[start of Records for this exercise]
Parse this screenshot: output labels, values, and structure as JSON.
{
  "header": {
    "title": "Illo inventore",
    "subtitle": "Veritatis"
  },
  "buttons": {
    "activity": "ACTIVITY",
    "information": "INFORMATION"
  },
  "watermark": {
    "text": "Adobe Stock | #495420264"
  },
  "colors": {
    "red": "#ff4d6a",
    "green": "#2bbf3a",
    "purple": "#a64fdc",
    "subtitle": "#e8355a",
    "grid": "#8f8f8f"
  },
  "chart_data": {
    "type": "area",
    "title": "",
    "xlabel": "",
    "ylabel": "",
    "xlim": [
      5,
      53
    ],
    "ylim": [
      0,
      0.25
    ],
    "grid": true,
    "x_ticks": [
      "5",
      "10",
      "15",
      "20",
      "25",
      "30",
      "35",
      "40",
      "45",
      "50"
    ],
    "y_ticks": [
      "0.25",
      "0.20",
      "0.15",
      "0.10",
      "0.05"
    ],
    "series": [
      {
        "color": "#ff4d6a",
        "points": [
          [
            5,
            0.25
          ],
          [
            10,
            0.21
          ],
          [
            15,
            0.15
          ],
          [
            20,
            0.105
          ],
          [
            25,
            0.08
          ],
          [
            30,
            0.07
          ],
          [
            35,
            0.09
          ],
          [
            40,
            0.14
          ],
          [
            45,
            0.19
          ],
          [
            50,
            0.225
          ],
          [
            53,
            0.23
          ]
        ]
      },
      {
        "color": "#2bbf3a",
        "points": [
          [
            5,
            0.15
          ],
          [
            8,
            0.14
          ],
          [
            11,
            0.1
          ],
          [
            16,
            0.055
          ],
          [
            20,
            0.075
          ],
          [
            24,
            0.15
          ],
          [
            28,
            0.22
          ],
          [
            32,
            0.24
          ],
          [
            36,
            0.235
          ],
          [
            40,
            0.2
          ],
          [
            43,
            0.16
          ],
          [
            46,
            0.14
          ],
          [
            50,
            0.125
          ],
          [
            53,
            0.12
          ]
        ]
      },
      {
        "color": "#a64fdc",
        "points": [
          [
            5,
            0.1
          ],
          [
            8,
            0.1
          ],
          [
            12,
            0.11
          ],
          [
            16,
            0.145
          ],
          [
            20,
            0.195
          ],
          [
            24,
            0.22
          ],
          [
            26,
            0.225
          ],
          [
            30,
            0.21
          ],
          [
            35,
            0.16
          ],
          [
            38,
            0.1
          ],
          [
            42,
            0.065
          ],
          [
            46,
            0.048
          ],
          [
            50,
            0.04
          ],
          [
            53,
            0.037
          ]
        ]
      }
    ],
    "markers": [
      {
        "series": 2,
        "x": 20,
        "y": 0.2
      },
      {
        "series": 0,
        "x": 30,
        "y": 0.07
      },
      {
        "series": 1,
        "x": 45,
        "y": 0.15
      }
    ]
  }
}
[end of Records for this exercise]
*Directive*
Reproduce the material in full, with no word added or dropped.

*Completed task*
Parse this screenshot: output labels, values, and structure as JSON.
{
  "header": {
    "title": "Illo inventore",
    "subtitle": "Veritatis"
  },
  "buttons": {
    "activity": "ACTIVITY",
    "information": "INFORMATION"
  },
  "watermark": {
    "text": "Adobe Stock | #495420264"
  },
  "colors": {
    "red": "#ff4d6a",
    "green": "#2bbf3a",
    "purple": "#a64fdc",
    "subtitle": "#e8355a",
    "grid": "#8f8f8f"
  },
  "chart_data": {
    "type": "area",
    "title": "",
    "xlabel": "",
    "ylabel": "",
    "xlim": [
      5,
      53
    ],
    "ylim": [
      0,
      0.25
    ],
    "grid": true,
    "x_ticks": [
      "5",
      "10",
      "15",
      "20",
      "25",
      "30",
      "35",
      "40",
      "45",
      "50"
    ],
    "y_ticks": [
      "0.25",
      "0.20",
      "0.15",
      "0.10",
      "0.05"
    ],
    "series": [
      {
        "color": "#ff4d6a",
        "points": [
          [
            5,
            0.25
          ],
          [
            10,
            0.21
          ],
          [
            15,
            0.15
          ],
          [
            20,
            0.105
          ],
          [
            25,
            0.08
          ],
          [
            30,
            0.07
          ],
          [
            35,
            0.09
          ],
          [
            40,
            0.14
          ],
          [
            45,
            0.19
          ],
          [
            50,
            0.225
          ],
          [
            53,
            0.23
          ]
        ]
      },
      {
        "color": "#2bbf3a",
        "points": [
          [
            5,
            0.15
          ],
          [
            8,
            0.14
          ],
          [
            11,
            0.1
          ],
          [
            16,
            0.055
          ],
          [
            20,
            0.075
          ],
          [
            24,
            0.15
          ],
          [
            28,
            0.22
          ],
          [
            32,
            0.24
          ],
          [
            36,
            0.235
          ],
          [
            40,
            0.2
          ],
          [
            43,
            0.16
          ],
          [
            46,
            0.14
          ],
          [
            50,
            0.125
          ],
          [
            53,
            0.12
          ]
        ]
      },
      {
        "color": "#a64fdc",
        "points": [
          [
            5,
            0.1
          ],
          [
            8,
            0.1
          ],
          [
            12,
            0.11
          ],
          [
            16,
            0.145
          ],
          [
            20,
            0.195
          ],
          [
            24,
            0.22
          ],
          [
            26,
            0.225
          ],
          [
            30,
            0.21
          ],
          [
            35,
            0.16
          ],
          [
            38,
            0.1
          ],
          [
            42,
            0.065
          ],
          [
            46,
            0.048
          ],
          [
            50,
            0.04
          ],
          [
            53,
            0.037
          ]
        ]
      }
    ],
    "markers": [
      {
        "series": 2,
        "x": 20,
        "y": 0.2
      },
      {
        "series": 0,
        "x": 30,
        "y": 0.07
      },
      {
        "series": 1,
        "x": 45,
        "y": 0.15
      }
    ]
  }
}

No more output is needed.